State the number of lines that include the string "如果商是三位数", and write nothing else.

--- Start Dataset records ---

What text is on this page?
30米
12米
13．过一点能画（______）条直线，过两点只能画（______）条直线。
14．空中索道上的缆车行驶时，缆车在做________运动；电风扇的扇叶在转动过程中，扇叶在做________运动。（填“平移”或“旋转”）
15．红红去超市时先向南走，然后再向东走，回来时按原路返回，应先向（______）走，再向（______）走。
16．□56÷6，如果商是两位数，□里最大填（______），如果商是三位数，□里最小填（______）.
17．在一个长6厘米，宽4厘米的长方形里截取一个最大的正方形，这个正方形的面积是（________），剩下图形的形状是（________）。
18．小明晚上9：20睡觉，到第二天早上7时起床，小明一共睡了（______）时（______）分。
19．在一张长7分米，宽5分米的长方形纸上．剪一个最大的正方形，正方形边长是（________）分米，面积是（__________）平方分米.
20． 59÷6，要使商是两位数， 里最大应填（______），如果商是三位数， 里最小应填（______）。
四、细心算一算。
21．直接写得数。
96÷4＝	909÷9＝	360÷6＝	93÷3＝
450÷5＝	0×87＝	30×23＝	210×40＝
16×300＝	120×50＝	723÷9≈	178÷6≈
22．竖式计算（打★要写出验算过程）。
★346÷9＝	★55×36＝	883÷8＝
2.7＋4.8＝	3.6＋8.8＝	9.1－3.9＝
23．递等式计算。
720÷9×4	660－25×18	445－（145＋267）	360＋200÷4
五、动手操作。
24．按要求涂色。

--- End Dataset records ---

- _Answer for this exercise_
2